____ INFORMATION SUPPLIED

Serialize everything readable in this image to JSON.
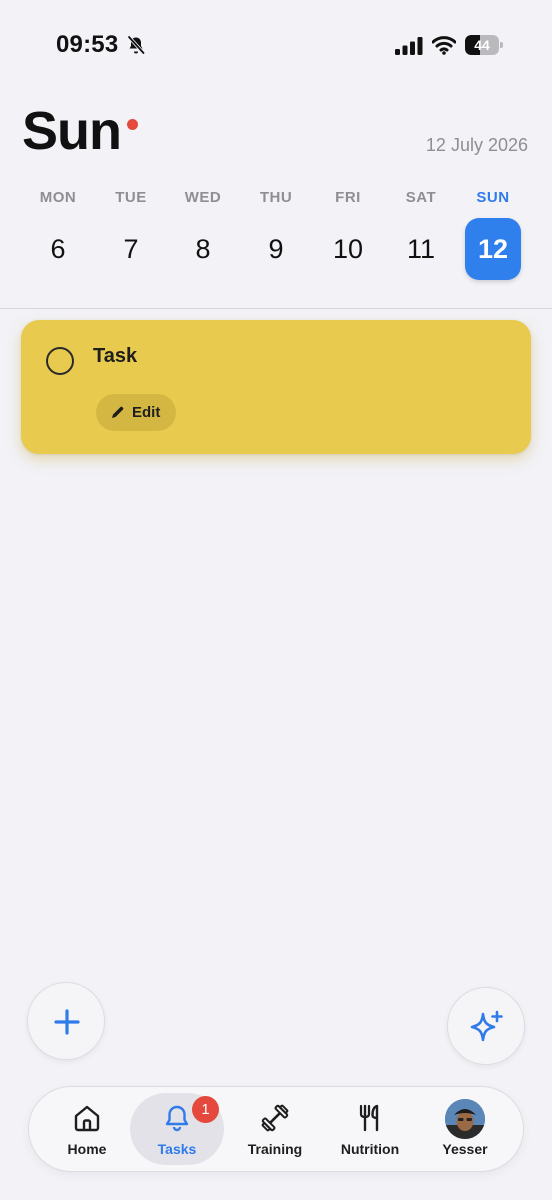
{
  "status_bar": {
    "time": "09:53",
    "battery": "44",
    "battery_level": 0.44
  },
  "header": {
    "day": "Sun",
    "date": "12 July 2026"
  },
  "week": [
    {
      "weekday": "MON",
      "date": "6"
    },
    {
      "weekday": "TUE",
      "date": "7"
    },
    {
      "weekday": "WED",
      "date": "8"
    },
    {
      "weekday": "THU",
      "date": "9"
    },
    {
      "weekday": "FRI",
      "date": "10"
    },
    {
      "weekday": "SAT",
      "date": "11"
    },
    {
      "weekday": "SUN",
      "date": "12",
      "selected": true
    }
  ],
  "tasks": [
    {
      "title": "Task",
      "edit_label": "Edit",
      "color": "#e8cb4e",
      "done": false
    }
  ],
  "tab_bar": {
    "items": [
      {
        "label": "Home",
        "icon": "home-icon"
      },
      {
        "label": "Tasks",
        "icon": "bell-icon",
        "active": true,
        "badge": "1"
      },
      {
        "label": "Training",
        "icon": "dumbbell-icon"
      },
      {
        "label": "Nutrition",
        "icon": "fork-knife-icon"
      },
      {
        "label": "Yesser",
        "icon": "avatar"
      }
    ]
  },
  "colors": {
    "accent": "#2f80ed",
    "background": "#f2f2f7",
    "task": "#e8cb4e",
    "badge": "#e5483d"
  }
}
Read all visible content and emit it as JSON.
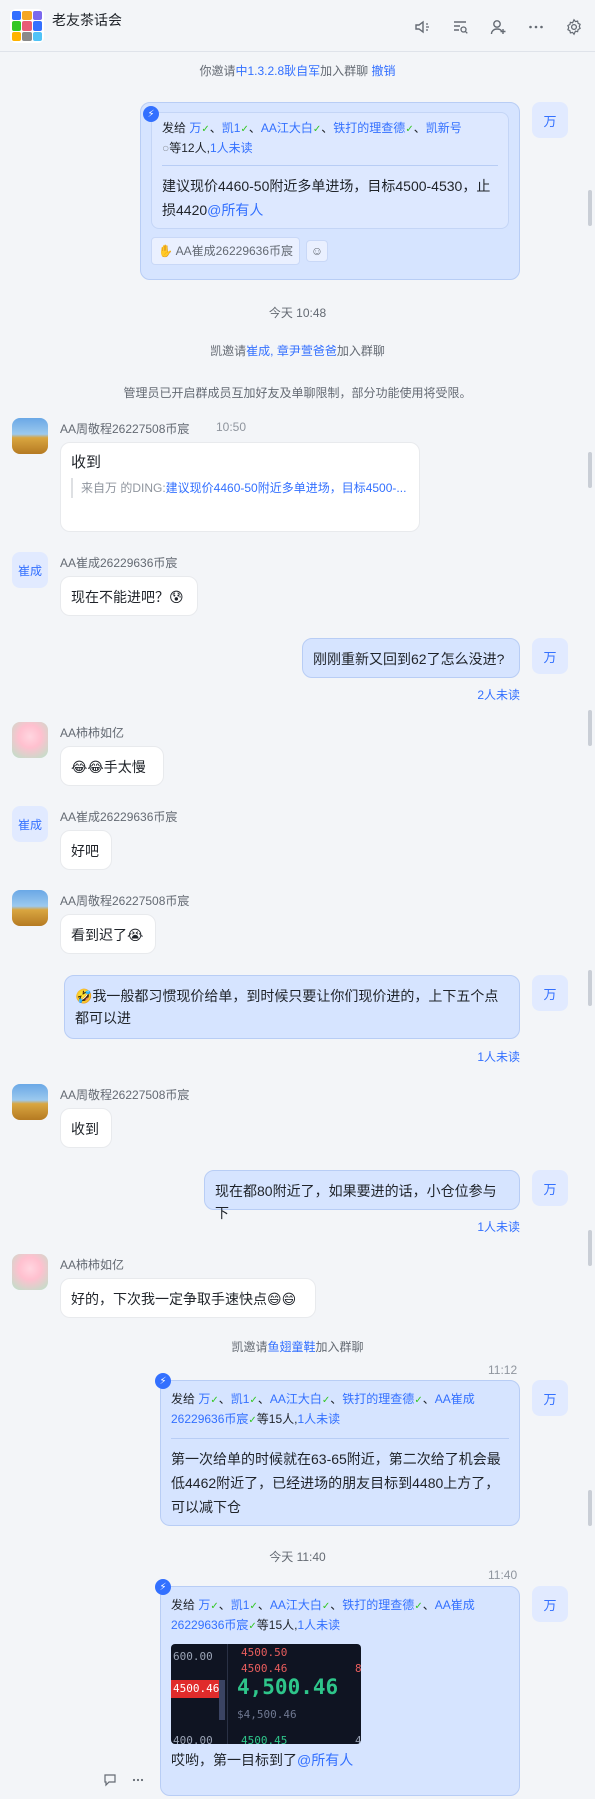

________

* **THE PROBLEM**: Transcribe every entry word for word, but skip the pictures.

* **EXERCISE ANSWER**:
Serialize everything readable in this image to JSON.
{
  "status_bar": {
    "time": "09:53",
    "battery": "44",
    "battery_level": 0.44
  },
  "header": {
    "day": "Sun",
    "date": "12 July 2026"
  },
  "week": [
    {
      "weekday": "MON",
      "date": "6"
    },
    {
      "weekday": "TUE",
      "date": "7"
    },
    {
      "weekday": "WED",
      "date": "8"
    },
    {
      "weekday": "THU",
      "date": "9"
    },
    {
      "weekday": "FRI",
      "date": "10"
    },
    {
      "weekday": "SAT",
      "date": "11"
    },
    {
      "weekday": "SUN",
      "date": "12",
      "selected": true
    }
  ],
  "tasks": [
    {
      "title": "Task",
      "edit_label": "Edit",
      "color": "#e8cb4e",
      "done": false
    }
  ],
  "tab_bar": {
    "items": [
      {
        "label": "Home",
        "icon": "home-icon"
      },
      {
        "label": "Tasks",
        "icon": "bell-icon",
        "active": true,
        "badge": "1"
      },
      {
        "label": "Training",
        "icon": "dumbbell-icon"
      },
      {
        "label": "Nutrition",
        "icon": "fork-knife-icon"
      },
      {
        "label": "Yesser",
        "icon": "avatar"
      }
    ]
  },
  "colors": {
    "accent": "#2f80ed",
    "background": "#f2f2f7",
    "task": "#e8cb4e",
    "badge": "#e5483d"
  }
}
Read all visible content and emit it as JSON.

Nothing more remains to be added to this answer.